OBJECTIVE:
Note how many lines hold the string "arcsec" and give that number without any other words.

AVAILABLE DATA:
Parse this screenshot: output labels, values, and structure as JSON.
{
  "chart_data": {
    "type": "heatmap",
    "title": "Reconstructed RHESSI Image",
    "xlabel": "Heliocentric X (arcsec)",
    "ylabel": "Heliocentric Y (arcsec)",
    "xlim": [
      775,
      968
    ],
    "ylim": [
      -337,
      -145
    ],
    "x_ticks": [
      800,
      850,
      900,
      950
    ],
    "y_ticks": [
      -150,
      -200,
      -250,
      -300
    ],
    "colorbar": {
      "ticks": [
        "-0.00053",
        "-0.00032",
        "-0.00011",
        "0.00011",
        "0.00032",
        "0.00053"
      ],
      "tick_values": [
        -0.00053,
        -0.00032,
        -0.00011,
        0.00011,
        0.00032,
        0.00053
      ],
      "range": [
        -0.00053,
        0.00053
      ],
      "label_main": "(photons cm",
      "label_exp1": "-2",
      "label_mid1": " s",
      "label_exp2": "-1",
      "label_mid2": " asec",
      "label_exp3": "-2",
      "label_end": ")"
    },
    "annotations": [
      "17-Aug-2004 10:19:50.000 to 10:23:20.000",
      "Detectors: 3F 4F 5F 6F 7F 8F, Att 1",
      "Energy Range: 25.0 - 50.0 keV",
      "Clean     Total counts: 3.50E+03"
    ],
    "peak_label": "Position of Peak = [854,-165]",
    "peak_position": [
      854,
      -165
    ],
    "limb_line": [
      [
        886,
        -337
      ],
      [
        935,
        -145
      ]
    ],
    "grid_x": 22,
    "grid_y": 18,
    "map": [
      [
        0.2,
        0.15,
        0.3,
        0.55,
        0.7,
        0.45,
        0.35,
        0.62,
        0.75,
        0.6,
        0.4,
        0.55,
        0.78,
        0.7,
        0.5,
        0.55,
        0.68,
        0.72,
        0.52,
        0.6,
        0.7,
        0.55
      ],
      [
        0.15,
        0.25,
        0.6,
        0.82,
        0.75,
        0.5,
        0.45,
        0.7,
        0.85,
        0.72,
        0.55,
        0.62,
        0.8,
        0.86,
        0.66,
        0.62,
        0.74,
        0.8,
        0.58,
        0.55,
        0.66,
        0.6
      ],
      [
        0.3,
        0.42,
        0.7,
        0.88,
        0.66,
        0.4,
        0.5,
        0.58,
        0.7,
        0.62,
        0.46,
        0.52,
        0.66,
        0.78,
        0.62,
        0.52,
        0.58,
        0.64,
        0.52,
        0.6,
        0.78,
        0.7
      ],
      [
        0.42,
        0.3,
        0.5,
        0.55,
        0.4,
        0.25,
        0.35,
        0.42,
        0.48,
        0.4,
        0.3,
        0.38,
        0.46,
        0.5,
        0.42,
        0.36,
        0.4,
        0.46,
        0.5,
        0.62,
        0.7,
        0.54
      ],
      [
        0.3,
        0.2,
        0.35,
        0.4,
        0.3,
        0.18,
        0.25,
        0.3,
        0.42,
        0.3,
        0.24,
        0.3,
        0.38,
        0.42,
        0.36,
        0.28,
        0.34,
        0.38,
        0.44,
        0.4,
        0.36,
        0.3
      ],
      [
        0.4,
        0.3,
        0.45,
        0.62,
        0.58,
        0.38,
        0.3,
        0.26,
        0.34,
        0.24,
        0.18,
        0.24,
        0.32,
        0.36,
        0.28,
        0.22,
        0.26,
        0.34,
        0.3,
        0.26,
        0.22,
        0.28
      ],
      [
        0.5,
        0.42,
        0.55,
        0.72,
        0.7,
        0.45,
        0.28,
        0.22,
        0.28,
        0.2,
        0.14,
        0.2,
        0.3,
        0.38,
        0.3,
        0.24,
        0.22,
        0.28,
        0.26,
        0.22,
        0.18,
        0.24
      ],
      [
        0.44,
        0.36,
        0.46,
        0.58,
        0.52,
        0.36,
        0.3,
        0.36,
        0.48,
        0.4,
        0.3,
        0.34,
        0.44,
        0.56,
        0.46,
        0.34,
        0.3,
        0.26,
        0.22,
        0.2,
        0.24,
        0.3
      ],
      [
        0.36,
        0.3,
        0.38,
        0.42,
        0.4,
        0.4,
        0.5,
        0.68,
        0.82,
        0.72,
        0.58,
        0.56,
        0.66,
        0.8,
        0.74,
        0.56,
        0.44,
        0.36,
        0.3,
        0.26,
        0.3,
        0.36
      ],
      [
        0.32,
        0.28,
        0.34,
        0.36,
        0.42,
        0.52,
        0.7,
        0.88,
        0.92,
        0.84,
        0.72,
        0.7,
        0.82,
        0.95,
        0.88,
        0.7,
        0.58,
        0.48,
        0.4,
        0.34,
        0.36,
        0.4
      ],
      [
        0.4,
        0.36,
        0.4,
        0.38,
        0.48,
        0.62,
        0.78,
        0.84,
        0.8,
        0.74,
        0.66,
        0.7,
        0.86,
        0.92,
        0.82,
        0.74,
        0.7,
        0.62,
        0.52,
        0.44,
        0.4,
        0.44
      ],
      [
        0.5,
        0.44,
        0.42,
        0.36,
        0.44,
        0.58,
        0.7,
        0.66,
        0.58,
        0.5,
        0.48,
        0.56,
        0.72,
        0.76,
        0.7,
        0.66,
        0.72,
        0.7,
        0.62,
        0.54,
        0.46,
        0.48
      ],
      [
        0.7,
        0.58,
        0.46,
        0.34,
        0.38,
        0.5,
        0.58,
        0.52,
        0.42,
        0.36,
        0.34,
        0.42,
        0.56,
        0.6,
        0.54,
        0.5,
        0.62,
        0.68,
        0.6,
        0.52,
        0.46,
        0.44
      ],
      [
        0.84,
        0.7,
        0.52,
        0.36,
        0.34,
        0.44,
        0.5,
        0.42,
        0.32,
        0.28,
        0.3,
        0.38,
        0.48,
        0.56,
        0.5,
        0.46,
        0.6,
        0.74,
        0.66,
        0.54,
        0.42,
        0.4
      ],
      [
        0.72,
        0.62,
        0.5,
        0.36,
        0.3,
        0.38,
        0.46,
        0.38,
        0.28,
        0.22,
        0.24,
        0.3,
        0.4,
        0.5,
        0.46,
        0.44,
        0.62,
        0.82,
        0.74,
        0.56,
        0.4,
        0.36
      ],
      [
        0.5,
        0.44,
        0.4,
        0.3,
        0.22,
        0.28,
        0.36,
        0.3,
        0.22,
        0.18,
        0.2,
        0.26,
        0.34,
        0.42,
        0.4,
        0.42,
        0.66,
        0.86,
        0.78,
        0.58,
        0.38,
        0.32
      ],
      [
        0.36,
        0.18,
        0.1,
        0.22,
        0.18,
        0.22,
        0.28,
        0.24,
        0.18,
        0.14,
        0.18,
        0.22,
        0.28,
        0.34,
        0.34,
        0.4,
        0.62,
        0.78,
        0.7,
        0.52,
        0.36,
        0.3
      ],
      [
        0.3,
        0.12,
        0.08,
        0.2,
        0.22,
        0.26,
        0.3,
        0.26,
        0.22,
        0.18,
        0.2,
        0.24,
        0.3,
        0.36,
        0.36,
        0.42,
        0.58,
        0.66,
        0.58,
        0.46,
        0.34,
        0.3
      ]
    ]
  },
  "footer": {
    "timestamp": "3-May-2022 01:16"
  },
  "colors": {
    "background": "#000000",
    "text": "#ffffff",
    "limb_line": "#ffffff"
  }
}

FINISHED ANSWER:
2